PROBLEM REQUIREMENTS: Pull out every line with the word "above" from the entries below.
[BEGIN ENTRIES PROVIDED]
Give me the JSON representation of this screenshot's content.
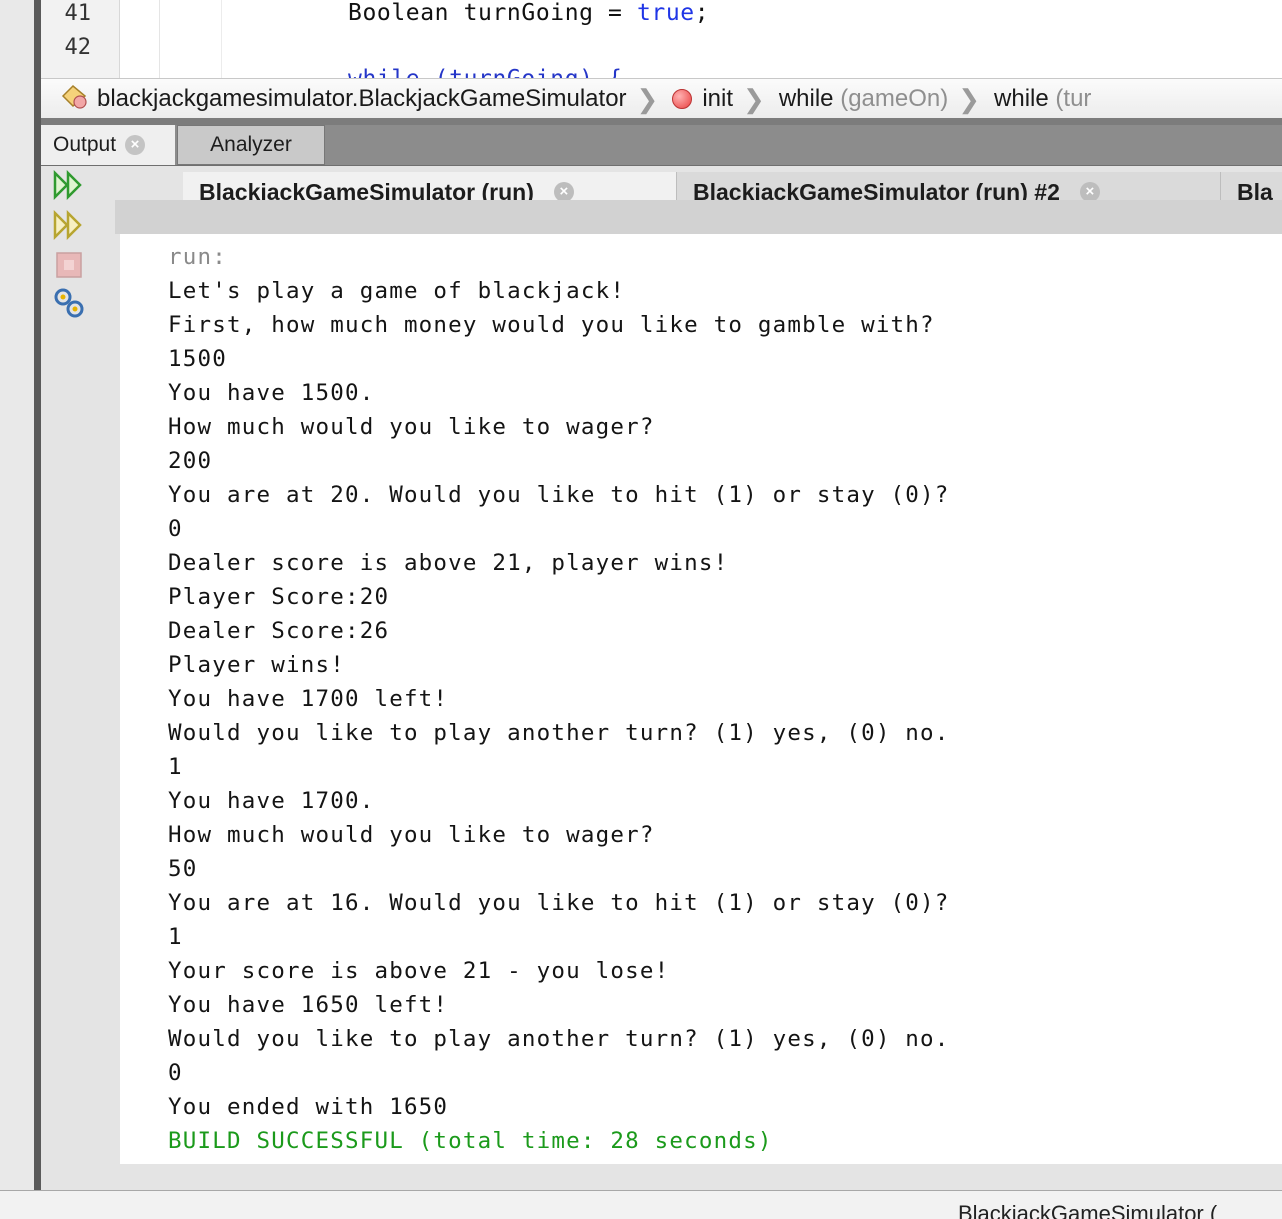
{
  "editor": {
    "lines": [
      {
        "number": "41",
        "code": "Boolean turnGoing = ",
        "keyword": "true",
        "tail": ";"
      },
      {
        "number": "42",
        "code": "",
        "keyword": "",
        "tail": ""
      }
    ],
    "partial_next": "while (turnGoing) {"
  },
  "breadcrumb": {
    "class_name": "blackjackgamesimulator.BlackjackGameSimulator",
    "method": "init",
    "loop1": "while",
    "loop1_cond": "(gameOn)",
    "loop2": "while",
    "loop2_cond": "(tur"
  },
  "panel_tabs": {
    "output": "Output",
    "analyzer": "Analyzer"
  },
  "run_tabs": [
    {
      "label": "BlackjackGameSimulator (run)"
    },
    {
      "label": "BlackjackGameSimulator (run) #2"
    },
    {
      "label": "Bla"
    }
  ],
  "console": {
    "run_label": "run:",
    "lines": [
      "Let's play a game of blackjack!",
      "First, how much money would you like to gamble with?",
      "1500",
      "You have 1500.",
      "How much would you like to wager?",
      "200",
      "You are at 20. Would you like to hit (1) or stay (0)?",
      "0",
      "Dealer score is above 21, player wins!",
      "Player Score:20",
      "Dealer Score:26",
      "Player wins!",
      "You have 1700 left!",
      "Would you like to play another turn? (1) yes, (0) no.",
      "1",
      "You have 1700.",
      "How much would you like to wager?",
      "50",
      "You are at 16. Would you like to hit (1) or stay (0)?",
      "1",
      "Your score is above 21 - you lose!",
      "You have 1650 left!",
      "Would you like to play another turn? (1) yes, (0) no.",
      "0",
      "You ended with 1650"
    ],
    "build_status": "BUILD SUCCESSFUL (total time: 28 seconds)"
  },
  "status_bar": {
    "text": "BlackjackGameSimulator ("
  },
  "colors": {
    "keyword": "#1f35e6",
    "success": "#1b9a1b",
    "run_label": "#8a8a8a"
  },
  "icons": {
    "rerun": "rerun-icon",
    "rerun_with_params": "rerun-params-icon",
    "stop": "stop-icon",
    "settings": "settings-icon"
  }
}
[END ENTRIES PROVIDED]
[BEGIN ENTRIES PROVIDED]
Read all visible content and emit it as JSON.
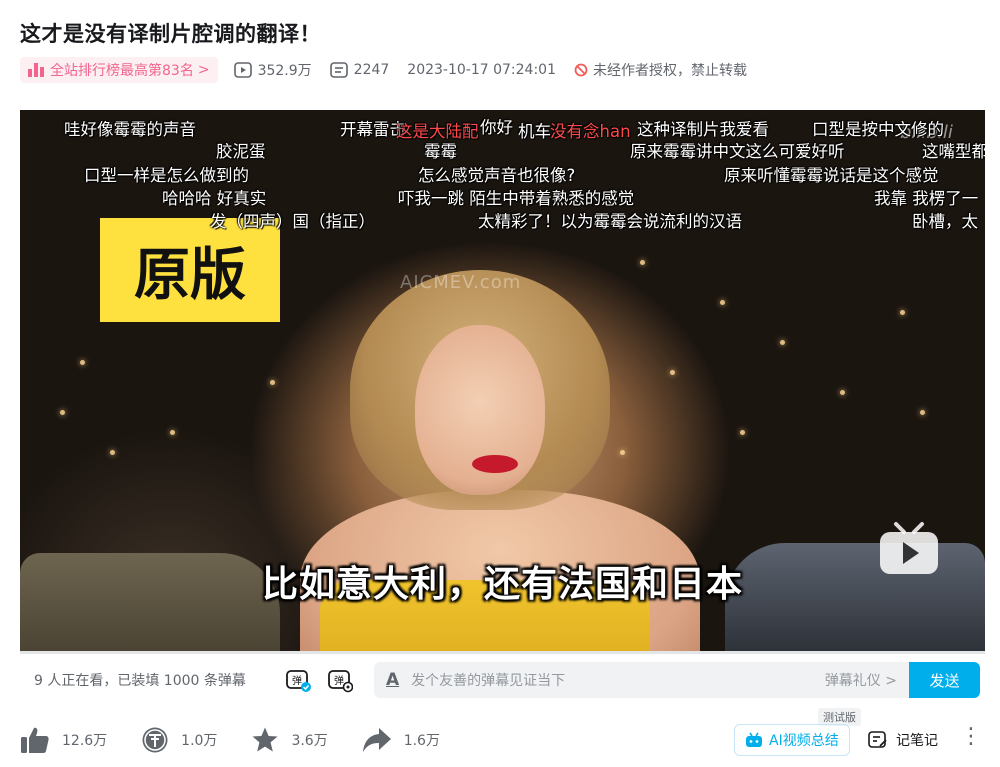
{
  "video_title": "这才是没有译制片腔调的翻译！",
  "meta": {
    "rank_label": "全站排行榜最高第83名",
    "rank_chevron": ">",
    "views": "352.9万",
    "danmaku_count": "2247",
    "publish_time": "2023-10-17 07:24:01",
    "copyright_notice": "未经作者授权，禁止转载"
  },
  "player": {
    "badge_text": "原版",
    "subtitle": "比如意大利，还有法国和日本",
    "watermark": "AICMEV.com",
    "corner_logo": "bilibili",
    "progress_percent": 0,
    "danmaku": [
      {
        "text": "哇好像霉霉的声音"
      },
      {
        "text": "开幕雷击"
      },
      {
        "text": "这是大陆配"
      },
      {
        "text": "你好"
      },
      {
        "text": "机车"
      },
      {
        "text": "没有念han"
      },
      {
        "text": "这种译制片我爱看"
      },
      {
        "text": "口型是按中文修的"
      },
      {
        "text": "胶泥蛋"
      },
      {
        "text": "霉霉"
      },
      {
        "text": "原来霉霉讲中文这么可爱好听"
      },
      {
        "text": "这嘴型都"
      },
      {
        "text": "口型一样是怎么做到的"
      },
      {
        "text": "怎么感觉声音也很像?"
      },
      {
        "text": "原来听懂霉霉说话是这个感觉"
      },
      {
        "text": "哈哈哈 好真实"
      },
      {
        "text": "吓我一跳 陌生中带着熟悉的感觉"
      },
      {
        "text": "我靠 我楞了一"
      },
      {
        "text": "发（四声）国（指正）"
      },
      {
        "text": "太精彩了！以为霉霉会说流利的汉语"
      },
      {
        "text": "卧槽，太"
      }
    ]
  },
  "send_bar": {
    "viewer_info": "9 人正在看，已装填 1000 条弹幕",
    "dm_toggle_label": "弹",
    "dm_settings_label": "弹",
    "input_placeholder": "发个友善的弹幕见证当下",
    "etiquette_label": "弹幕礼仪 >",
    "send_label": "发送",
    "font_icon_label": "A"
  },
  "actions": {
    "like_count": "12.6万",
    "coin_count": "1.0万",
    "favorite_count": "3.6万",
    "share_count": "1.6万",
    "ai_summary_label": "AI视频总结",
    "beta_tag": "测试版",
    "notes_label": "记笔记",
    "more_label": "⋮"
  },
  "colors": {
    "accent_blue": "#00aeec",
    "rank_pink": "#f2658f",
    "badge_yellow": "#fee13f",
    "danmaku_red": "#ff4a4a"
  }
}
[END ENTRIES PROVIDED]
WRITTEN ANSWER:
      "Dealer score is above 21, player wins!",
      "Your score is above 21 - you lose!",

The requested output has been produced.